» Aim: Collect every line of the records below that contains the word "Enabled".

───── Input rows ─────

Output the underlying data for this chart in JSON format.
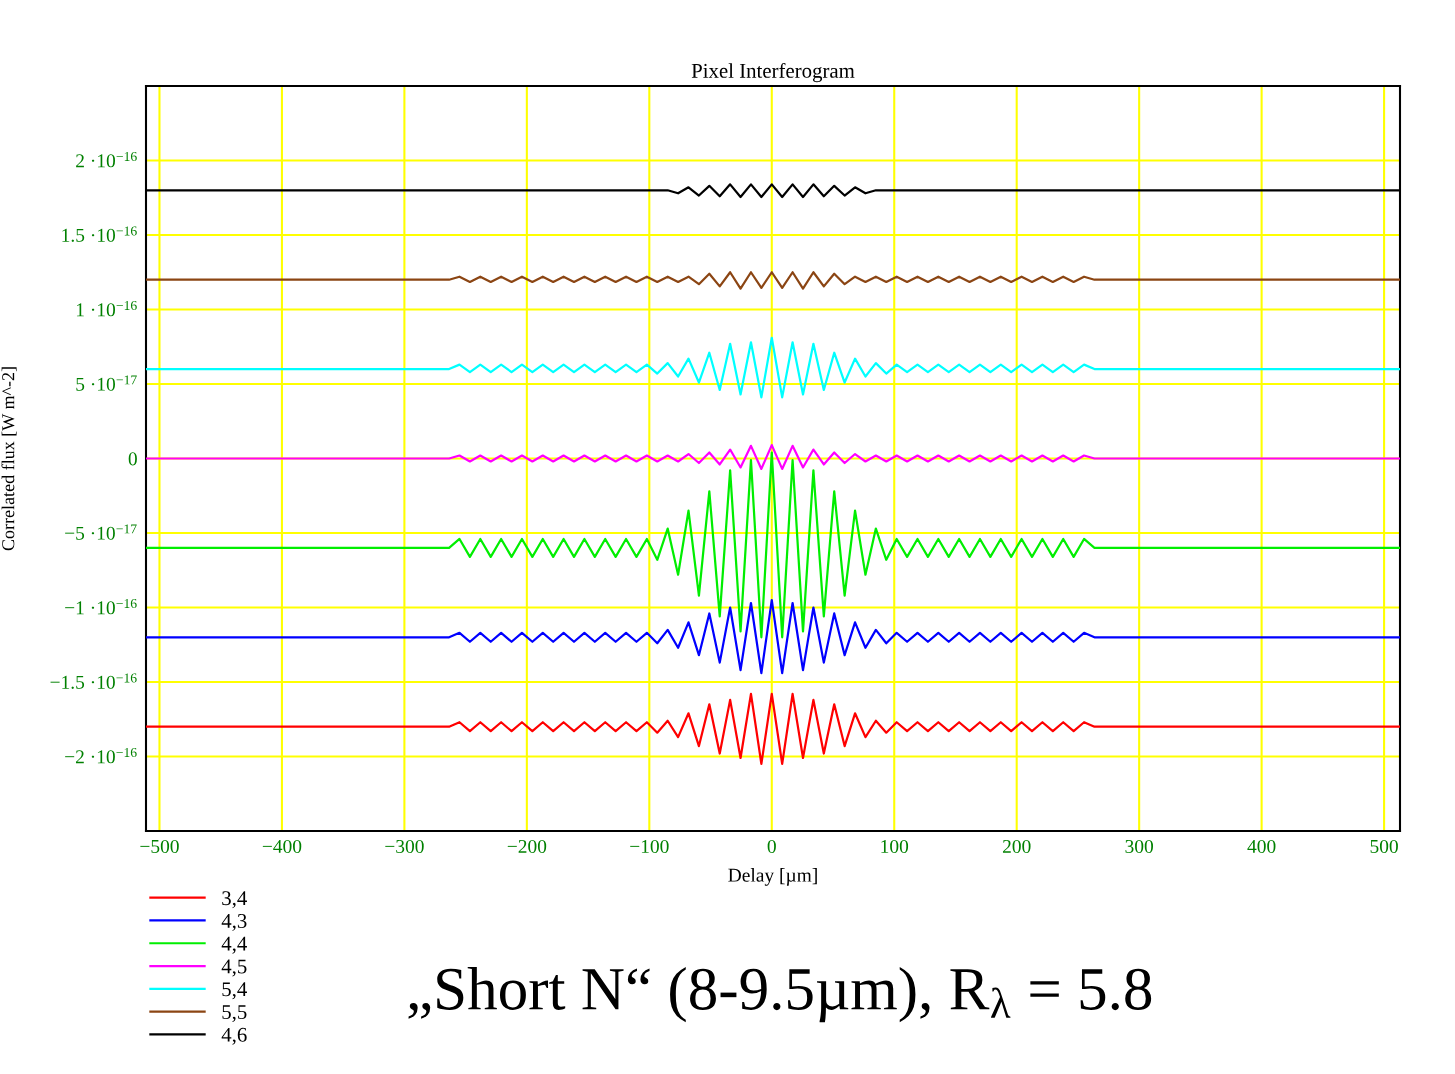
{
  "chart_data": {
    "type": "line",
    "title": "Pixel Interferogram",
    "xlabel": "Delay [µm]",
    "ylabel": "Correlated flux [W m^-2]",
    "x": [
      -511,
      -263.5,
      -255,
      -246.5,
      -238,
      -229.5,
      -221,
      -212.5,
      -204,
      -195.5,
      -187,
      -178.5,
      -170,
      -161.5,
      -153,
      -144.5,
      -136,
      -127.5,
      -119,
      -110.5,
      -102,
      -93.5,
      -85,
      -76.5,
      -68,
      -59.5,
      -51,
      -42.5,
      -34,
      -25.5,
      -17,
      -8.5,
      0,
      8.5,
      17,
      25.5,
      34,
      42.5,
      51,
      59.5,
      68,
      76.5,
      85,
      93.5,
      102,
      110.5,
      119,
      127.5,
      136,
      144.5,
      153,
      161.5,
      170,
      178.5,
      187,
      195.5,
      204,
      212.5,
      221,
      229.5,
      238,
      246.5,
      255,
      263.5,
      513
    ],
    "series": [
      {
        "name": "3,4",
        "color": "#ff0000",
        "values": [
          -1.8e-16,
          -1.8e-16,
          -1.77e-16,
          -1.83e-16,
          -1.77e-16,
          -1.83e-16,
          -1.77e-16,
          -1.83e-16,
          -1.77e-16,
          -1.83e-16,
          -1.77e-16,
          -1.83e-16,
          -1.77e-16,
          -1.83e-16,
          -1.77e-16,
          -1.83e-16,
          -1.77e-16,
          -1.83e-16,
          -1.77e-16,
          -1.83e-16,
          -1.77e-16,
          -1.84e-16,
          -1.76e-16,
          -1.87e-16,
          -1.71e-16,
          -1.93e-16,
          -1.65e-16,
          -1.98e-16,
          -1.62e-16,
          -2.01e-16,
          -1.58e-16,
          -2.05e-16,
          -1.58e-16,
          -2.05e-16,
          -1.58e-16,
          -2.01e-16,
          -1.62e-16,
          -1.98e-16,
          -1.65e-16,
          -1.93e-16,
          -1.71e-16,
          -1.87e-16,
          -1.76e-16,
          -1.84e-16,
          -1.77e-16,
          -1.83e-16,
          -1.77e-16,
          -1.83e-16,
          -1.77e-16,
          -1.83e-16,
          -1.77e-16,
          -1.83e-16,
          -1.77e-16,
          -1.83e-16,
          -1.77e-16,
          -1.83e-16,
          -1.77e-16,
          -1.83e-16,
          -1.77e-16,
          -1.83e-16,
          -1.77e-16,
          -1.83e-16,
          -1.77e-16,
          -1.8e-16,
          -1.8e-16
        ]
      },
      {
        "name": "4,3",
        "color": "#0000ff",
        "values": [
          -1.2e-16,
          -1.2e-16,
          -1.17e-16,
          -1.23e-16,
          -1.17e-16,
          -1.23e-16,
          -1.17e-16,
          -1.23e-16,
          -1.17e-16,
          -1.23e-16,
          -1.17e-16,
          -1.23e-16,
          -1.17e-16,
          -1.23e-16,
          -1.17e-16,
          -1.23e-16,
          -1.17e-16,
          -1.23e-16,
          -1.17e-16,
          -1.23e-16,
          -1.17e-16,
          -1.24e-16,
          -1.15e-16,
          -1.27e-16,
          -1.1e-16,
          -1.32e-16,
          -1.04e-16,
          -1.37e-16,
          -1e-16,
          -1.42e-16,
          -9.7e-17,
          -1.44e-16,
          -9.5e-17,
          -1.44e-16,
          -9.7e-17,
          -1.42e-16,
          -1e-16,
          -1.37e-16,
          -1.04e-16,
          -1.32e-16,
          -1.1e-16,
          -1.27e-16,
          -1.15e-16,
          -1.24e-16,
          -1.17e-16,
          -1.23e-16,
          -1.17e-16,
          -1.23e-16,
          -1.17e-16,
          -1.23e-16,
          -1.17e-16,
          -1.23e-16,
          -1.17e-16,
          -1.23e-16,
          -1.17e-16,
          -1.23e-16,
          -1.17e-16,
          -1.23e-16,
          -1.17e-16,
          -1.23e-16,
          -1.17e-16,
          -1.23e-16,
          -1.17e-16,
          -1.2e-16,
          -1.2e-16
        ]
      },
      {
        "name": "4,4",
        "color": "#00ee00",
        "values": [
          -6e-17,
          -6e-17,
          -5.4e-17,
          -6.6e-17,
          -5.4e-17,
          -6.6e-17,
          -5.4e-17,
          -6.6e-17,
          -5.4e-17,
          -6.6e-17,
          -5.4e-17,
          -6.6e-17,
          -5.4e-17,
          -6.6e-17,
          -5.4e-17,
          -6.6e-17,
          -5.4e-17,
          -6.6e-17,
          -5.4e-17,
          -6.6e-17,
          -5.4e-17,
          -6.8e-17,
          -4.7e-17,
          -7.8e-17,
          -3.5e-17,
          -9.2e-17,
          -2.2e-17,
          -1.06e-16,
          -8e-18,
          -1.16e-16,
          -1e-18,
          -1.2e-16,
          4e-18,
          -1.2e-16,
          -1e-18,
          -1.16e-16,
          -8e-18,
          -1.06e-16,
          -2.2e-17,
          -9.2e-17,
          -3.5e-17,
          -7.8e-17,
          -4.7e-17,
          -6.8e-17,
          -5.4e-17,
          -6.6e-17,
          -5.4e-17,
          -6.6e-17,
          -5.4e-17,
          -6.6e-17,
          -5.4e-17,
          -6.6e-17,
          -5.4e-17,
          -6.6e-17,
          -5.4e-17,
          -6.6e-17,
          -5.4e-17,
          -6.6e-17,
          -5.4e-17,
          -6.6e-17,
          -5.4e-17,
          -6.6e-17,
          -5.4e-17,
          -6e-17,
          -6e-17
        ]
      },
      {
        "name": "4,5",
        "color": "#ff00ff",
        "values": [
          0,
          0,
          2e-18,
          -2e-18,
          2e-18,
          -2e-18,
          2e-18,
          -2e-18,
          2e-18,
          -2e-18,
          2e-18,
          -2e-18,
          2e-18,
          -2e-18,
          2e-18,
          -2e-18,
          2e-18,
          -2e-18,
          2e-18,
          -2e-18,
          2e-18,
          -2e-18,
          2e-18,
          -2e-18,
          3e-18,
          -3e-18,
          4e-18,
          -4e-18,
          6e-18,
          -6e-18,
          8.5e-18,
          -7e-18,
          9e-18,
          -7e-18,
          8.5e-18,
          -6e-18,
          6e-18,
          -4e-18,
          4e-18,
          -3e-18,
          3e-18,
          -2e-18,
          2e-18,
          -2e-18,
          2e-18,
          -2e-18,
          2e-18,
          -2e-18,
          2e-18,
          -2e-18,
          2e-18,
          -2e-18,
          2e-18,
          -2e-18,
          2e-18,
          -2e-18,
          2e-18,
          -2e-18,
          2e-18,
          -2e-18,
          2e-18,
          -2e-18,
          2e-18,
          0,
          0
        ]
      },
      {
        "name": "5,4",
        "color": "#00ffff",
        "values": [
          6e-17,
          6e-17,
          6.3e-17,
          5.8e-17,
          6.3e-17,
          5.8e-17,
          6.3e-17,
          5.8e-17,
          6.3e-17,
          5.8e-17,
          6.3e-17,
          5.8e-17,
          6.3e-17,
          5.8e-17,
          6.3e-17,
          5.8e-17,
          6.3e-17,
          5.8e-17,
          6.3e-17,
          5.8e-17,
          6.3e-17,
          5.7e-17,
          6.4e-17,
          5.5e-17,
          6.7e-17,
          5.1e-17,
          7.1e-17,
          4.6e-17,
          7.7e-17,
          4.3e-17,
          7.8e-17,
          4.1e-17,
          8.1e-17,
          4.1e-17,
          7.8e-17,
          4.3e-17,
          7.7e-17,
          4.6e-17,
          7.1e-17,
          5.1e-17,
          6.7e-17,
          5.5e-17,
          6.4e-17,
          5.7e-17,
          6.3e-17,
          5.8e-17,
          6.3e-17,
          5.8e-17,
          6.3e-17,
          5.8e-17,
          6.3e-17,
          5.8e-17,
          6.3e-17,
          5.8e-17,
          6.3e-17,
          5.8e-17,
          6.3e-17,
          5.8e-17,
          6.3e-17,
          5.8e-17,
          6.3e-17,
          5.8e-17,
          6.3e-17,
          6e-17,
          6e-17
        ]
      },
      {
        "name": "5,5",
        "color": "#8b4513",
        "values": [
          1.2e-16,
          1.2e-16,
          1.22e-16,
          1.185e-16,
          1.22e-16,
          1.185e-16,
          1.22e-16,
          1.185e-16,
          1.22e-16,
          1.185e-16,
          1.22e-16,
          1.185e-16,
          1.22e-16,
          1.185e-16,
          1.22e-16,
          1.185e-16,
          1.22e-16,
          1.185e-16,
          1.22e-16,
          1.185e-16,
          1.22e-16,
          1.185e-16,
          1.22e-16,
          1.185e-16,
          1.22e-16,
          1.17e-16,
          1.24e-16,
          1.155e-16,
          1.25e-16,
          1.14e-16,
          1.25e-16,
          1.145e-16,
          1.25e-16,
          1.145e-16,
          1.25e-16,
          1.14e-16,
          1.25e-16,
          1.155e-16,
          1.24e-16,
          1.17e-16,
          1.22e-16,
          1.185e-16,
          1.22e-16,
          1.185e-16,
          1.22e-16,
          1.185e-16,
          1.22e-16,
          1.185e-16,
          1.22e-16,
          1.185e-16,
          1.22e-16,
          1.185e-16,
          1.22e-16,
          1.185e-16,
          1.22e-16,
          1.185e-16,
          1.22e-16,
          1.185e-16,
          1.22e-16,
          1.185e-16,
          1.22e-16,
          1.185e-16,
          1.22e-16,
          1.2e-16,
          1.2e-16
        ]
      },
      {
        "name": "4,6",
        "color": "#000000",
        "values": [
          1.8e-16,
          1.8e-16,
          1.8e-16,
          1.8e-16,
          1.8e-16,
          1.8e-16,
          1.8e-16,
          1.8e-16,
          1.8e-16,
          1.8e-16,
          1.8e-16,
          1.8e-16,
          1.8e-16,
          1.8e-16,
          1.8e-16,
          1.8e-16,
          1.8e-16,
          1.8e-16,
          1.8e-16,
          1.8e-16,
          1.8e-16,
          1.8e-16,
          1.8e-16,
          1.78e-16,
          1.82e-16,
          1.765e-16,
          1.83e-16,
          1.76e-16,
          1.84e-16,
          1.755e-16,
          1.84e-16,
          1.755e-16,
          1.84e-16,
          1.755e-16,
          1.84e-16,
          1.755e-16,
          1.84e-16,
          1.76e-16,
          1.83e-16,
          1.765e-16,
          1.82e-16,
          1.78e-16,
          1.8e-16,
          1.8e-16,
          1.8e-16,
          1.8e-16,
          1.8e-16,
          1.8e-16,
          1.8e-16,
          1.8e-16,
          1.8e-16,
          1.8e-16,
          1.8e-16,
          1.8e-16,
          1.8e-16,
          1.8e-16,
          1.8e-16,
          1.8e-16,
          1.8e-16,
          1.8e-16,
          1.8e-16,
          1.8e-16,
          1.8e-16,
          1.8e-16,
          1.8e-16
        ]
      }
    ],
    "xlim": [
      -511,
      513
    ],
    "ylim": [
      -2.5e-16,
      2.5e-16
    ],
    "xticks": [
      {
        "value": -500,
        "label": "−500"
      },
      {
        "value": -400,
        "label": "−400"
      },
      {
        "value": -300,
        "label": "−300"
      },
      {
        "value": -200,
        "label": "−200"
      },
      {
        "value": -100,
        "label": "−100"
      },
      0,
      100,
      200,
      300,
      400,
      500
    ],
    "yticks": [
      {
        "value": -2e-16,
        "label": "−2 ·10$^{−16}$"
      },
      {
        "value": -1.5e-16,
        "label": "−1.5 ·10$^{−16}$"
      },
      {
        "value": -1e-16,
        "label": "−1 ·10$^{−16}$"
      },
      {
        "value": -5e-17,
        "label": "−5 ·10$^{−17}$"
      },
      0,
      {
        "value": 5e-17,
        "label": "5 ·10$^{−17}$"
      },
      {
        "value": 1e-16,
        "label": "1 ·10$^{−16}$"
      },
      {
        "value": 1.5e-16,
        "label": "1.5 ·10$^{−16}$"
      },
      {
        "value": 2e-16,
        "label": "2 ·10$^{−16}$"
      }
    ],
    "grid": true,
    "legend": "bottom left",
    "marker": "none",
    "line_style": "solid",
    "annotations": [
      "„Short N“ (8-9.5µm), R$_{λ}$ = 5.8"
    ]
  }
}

─────
───── Input rows ─────

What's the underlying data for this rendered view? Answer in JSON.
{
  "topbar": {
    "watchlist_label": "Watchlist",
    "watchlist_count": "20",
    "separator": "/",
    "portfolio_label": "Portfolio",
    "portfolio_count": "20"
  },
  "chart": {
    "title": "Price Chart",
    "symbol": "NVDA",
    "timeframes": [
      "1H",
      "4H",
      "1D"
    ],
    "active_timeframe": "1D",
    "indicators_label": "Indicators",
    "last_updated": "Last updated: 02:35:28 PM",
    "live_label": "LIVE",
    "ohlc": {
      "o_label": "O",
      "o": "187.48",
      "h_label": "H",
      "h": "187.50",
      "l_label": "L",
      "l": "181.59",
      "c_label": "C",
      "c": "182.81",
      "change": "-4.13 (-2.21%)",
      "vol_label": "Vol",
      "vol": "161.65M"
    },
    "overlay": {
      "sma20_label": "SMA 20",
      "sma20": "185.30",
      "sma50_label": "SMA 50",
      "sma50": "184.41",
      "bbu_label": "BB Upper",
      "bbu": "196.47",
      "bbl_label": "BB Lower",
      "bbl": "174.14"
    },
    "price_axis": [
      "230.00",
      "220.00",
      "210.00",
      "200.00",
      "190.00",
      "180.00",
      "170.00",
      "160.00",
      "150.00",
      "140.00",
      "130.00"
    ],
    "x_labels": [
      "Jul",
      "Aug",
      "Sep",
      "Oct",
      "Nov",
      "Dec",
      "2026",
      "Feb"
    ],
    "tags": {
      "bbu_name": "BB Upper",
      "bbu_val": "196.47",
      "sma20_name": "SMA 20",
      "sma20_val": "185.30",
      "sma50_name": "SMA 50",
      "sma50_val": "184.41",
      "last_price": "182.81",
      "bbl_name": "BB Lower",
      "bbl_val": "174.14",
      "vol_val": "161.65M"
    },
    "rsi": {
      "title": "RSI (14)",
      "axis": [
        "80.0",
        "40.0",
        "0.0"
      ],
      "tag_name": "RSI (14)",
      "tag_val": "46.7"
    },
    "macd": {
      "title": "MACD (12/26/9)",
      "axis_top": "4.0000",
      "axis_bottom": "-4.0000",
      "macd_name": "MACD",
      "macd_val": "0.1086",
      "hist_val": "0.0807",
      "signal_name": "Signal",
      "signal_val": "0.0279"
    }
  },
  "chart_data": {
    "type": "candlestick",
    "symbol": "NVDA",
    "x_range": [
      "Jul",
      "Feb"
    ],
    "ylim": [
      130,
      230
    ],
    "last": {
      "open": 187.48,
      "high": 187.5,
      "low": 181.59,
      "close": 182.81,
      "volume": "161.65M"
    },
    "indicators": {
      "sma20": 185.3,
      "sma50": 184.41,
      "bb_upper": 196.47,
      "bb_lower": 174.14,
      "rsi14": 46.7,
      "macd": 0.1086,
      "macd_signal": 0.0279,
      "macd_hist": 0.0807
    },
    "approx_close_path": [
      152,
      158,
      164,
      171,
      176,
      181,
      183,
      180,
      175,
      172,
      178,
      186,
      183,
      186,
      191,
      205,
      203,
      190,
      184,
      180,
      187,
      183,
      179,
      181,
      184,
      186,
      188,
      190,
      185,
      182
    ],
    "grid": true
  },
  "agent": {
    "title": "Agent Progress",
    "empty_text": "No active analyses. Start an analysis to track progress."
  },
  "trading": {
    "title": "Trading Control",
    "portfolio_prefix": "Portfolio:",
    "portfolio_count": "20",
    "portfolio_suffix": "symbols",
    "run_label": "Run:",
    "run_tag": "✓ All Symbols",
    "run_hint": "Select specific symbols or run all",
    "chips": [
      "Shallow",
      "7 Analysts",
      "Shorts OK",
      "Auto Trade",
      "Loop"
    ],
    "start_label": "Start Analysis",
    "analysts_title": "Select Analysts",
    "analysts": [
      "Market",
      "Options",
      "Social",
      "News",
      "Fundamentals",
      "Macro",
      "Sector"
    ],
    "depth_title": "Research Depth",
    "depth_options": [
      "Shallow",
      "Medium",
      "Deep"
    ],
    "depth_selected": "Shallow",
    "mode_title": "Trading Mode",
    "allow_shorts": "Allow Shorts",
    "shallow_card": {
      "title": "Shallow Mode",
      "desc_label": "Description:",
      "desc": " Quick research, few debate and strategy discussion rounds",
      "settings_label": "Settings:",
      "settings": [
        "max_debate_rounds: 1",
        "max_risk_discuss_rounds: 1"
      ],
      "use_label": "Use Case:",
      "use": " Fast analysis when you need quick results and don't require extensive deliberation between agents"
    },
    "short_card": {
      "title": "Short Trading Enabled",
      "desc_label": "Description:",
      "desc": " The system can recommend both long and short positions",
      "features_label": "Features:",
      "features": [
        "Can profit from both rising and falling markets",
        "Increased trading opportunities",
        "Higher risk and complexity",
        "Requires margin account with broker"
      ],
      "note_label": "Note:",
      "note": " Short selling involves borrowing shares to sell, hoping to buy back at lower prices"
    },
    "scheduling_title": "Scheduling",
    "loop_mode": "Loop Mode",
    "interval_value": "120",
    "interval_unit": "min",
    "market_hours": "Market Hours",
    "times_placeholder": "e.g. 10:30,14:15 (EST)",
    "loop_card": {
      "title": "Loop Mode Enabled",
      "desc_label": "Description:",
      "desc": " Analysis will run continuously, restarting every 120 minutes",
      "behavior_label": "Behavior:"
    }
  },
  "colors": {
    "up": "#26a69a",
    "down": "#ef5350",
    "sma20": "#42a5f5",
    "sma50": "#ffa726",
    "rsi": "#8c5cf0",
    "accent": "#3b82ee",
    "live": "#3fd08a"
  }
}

─────

» Correct output:
      "title": "Short Trading Enabled",
      "title": "Loop Mode Enabled",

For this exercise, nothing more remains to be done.